Records from a data collection:

** Begin **

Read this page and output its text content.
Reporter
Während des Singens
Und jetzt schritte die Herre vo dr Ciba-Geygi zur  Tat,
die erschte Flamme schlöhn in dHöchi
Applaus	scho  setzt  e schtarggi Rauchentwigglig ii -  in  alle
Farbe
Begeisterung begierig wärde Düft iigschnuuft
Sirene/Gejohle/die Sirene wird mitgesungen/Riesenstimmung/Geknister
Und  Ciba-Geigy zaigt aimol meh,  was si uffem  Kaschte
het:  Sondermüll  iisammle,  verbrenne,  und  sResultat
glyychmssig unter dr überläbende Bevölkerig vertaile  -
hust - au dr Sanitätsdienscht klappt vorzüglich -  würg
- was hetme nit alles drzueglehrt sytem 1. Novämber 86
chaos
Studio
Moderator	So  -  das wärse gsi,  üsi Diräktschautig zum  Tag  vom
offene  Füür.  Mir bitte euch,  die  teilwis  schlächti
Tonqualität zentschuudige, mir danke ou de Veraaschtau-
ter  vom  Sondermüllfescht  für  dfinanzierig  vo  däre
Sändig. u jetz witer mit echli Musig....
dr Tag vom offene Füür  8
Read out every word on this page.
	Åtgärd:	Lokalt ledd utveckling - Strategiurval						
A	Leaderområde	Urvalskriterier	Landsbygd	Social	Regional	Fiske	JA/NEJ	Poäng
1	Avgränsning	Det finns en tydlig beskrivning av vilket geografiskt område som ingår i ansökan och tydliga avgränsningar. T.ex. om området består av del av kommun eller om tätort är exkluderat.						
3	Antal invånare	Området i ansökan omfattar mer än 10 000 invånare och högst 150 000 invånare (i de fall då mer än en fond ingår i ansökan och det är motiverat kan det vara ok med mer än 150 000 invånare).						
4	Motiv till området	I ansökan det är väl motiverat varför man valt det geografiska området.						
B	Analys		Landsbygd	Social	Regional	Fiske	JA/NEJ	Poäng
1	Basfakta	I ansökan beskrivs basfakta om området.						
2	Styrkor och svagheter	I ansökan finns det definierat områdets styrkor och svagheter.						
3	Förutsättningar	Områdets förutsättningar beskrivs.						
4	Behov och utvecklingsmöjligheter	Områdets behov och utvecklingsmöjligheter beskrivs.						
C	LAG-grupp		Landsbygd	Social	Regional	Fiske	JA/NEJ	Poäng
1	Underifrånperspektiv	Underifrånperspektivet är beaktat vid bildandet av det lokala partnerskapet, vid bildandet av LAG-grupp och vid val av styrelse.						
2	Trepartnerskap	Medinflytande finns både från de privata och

** End **
** Begin **

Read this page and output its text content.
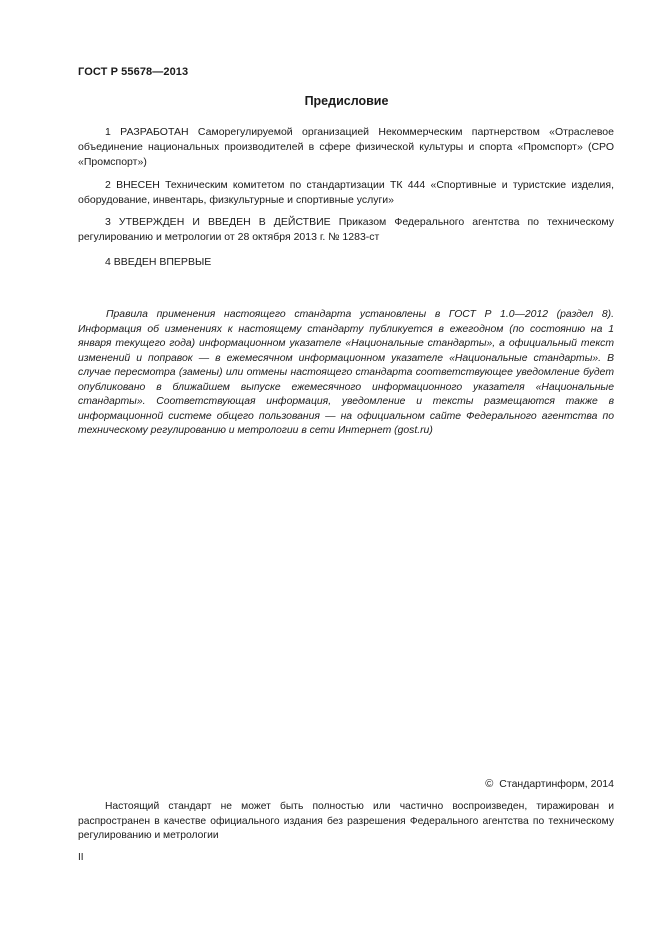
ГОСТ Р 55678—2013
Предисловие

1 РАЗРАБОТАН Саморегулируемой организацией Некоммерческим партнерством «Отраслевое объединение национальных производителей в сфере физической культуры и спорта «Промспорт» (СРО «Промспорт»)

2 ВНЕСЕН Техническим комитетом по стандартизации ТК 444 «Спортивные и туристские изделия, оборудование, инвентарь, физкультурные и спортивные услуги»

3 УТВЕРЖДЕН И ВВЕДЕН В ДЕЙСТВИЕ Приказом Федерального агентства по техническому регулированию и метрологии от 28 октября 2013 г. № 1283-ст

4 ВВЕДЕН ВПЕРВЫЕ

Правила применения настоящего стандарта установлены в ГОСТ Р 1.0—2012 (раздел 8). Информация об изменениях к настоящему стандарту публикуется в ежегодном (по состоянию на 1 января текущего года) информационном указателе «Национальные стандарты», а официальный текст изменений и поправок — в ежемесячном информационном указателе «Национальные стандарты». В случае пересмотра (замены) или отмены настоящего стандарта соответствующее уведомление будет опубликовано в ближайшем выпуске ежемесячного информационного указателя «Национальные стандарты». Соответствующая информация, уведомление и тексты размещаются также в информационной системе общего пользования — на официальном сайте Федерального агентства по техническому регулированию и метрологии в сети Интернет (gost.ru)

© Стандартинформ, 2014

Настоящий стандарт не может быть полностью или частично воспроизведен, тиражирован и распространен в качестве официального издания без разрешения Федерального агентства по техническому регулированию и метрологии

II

** End **

Exercise goal -
Return each line of the data that contains the string "Social".

Exercise response -
A	Leaderområde	Urvalskriterier	Landsbygd	Social	Regional	Fiske	JA/NEJ	Poäng
B	Analys		Landsbygd	Social	Regional	Fiske	JA/NEJ	Poäng
C	LAG-grupp		Landsbygd	Social	Regional	Fiske	JA/NEJ	Poäng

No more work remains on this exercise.